» **WRITTEN TASKS**
1. From the blog post on golf's pace of play, reproduce the part that opens with the words containing "The time to" and closes with "take some cooperation.".
2. Answer these questions from the blog post on golf's pace of play.
(a) What date heads the post?
(b) What does the post say golf has morphed into?
(c) According to the post, many courses were built by developers as a lure to what?

____ DOCUMENT EXTRACT

Friday, October 7, 2011

What's on your mind? Pace of Play

Our culture has made time seemingly more critical than any commodity as demonstrated by having the whole world of the internet, camera, and phone wrapped up in one devise.  (Thank you Steve Jobs RIP)  Not to mention the myriad of apps that provide us all we ever need while on the run.  We can now do more in the time we have and sure enough, we are!  That doesn't bode well for our game that takes some time to play.

The time to play the game hasn't changed for the better sadly.  In part, that time is one of the romantic qualities of the game itself.  Time spent among friends, playing a game of skill out in the surrounds of nature.  There is nothing else like it.  It's maybe the counter-culture now.  Everyone needs decompression time and golf is a great place to do that - assuming you can enjoy it.  And you can enjoy it without it being an all day affair.  It will take some cooperation.

As I've blogged before I feel like golf has evolved into something beyond the basic values of the game itself.  It's been glamorized such that for many it has become a battle ground.  It has morphed into a game where the object is to smash the ball as hard as possible and let the subtle nuances of the game be damned.   What happened to a stroll through the park with your clubs on your back and your new best friend telling stories as you walk down the fairway to your next test?

In my estimation we moved away from that style of golf quite some time ago as the game was recognized as an opportunity to make money and hundreds of courses were built, many by developers as a lure to real estate sales (can't blame them).  The focus went away from the core value of the game and more into a money making venture.  To make one course more marketable than the next some were built to be the "extreme" test attracting the boldest and biggest egos of the sport.  Others were built for development's sake and walking the course was just eliminated from possibility.  Courses became more impressive than the next.  One longer than the next.  Another had the hardest par threes in the area or the longest par fives.  Some were built on the pride of the name of the designer.  Others were simply over the top.

________
____ DATA EXTRACT

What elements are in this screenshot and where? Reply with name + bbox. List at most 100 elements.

________

» **COMPLETED EXERCISE**
1.
The time to play the game hasn't changed for the better sadly.  In part, that time is one of the romantic qualities of the game itself.  Time spent among friends, playing a game of skill out in the surrounds of nature.  There is nothing else like it.  It's maybe the counter-culture now.  Everyone needs decompression time and golf is a great place to do that - assuming you can enjoy it.  And you can enjoy it without it being an all day affair.  It will take some cooperation.

2.
(a) Friday, October 7, 2011.
(b) A game where the object is to smash the ball as hard as possible.
(c) Real estate sales.